Prompt: Below are the records. List every line holding the word "кандидатур".

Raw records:

Start

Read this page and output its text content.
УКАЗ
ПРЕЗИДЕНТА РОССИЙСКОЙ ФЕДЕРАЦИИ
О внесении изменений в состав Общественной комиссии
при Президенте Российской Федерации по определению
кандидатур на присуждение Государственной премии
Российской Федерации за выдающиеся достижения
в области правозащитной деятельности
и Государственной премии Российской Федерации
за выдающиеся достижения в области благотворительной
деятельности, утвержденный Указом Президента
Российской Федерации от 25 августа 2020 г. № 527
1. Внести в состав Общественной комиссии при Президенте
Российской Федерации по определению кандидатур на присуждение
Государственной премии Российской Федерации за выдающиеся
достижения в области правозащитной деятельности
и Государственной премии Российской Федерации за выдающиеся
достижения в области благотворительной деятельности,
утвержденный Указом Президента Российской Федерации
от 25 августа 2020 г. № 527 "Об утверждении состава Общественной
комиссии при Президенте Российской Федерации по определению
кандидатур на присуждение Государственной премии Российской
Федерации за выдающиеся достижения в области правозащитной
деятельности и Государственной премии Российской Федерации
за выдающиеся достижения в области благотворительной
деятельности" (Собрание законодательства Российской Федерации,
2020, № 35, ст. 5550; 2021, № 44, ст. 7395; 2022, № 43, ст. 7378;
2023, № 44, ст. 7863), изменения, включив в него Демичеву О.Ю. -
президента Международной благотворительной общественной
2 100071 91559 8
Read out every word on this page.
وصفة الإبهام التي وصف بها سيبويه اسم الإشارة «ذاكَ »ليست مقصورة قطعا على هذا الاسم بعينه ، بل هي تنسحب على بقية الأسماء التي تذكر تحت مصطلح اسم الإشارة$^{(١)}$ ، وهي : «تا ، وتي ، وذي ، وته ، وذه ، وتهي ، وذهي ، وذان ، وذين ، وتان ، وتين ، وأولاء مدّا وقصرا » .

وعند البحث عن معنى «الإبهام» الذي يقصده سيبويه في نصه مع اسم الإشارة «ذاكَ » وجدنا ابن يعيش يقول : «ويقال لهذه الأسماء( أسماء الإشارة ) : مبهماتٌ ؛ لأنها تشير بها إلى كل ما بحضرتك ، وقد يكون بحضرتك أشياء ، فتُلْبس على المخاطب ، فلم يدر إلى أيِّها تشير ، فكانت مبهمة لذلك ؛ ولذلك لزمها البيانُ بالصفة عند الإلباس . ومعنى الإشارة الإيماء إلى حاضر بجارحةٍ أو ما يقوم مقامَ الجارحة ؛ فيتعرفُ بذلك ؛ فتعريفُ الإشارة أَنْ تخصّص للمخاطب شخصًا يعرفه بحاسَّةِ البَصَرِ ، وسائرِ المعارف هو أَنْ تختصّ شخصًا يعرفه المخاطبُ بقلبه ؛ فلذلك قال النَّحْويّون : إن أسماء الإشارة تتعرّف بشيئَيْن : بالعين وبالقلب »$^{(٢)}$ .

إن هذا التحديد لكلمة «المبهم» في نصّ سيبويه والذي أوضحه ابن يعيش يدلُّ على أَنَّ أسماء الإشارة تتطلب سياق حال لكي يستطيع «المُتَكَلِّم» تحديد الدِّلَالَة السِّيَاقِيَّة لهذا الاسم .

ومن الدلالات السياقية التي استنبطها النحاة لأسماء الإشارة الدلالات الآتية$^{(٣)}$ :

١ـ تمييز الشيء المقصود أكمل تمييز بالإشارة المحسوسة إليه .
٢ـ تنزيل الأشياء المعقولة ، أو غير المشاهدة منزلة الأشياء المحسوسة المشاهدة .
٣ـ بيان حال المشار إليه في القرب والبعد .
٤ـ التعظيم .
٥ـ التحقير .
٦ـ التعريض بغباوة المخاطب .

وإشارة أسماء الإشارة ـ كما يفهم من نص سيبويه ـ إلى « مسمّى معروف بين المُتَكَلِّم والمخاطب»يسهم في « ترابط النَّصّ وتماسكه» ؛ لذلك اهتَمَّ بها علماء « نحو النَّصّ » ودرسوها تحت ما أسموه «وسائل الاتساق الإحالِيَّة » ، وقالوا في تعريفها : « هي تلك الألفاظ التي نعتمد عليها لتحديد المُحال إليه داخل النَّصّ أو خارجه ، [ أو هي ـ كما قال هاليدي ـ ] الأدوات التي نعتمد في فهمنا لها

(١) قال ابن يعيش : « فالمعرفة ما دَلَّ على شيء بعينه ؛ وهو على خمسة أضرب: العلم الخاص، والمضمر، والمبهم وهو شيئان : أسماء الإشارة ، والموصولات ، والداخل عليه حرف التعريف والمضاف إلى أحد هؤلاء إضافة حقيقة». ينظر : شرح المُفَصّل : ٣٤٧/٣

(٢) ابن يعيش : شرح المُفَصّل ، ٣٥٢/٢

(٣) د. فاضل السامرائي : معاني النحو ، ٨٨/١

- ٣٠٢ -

End
Start

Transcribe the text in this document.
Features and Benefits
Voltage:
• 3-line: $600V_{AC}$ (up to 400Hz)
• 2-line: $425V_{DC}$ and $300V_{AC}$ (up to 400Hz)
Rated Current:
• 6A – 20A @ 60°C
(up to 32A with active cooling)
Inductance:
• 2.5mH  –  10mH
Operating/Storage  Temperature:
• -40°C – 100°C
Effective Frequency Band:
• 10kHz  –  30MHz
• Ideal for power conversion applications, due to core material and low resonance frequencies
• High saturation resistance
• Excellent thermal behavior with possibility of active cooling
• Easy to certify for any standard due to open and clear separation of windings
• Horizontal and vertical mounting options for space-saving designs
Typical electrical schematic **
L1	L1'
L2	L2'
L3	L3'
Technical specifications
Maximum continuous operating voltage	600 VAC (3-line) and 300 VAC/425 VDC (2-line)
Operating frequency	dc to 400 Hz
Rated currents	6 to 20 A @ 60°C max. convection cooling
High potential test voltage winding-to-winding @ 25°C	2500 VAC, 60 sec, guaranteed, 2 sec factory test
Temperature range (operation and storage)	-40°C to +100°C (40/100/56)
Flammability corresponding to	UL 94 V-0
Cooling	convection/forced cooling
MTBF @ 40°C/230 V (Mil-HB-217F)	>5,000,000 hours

End

Completed task:
кандидатур на присуждение Государственной премии
Российской Федерации по определению кандидатур на присуждение
кандидатур на присуждение Государственной премии Российской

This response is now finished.